"""

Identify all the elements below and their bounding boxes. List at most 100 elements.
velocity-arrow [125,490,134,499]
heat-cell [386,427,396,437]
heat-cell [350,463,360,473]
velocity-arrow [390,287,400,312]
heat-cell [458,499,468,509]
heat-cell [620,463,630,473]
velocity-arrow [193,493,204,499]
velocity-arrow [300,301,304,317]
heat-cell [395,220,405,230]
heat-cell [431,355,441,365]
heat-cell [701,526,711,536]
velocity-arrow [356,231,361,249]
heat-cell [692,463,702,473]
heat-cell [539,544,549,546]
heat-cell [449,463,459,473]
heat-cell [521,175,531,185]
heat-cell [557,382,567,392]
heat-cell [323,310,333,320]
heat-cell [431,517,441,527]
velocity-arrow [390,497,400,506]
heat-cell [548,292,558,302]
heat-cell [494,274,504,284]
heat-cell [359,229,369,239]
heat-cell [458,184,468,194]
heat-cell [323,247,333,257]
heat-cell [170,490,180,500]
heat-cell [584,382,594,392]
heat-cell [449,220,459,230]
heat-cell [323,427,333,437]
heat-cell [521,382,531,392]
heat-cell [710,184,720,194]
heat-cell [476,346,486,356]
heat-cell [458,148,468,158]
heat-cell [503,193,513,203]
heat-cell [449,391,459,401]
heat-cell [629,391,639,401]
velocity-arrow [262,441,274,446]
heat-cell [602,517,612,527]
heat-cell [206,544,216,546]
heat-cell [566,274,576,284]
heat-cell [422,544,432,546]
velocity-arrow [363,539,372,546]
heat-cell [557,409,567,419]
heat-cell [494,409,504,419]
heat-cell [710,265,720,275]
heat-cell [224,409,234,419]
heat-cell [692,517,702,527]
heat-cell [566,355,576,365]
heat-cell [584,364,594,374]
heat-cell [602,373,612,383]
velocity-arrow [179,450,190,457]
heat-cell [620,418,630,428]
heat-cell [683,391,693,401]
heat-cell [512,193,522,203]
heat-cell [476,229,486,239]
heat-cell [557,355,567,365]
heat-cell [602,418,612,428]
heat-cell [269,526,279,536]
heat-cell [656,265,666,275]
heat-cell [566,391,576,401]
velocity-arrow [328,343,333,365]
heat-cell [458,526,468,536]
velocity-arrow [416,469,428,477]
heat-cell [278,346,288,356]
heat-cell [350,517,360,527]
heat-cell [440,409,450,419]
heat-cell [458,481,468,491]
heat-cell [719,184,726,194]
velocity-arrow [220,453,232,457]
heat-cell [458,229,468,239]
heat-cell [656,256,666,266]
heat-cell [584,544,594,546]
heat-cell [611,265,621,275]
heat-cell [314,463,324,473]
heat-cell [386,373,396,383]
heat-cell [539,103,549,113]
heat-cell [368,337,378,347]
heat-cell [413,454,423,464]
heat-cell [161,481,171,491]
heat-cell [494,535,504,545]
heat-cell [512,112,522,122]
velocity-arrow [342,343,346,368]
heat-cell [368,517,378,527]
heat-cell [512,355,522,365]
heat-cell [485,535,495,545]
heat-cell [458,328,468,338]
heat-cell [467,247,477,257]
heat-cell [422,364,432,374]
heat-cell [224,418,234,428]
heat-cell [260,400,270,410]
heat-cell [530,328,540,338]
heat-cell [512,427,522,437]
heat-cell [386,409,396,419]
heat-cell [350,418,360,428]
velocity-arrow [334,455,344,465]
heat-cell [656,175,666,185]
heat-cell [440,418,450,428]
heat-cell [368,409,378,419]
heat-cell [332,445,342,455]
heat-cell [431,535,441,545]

"""

Request ::
Could you retype the rows, starting at the first one and ending at the line containing "heat-cell [521,175,531,185]", and reproduce each line character for character?

Written answer ::
Identify all the elements below and their bounding boxes. List at most 100 elements.
velocity-arrow [125,490,134,499]
heat-cell [386,427,396,437]
heat-cell [350,463,360,473]
velocity-arrow [390,287,400,312]
heat-cell [458,499,468,509]
heat-cell [620,463,630,473]
velocity-arrow [193,493,204,499]
velocity-arrow [300,301,304,317]
heat-cell [395,220,405,230]
heat-cell [431,355,441,365]
heat-cell [701,526,711,536]
velocity-arrow [356,231,361,249]
heat-cell [692,463,702,473]
heat-cell [539,544,549,546]
heat-cell [449,463,459,473]
heat-cell [521,175,531,185]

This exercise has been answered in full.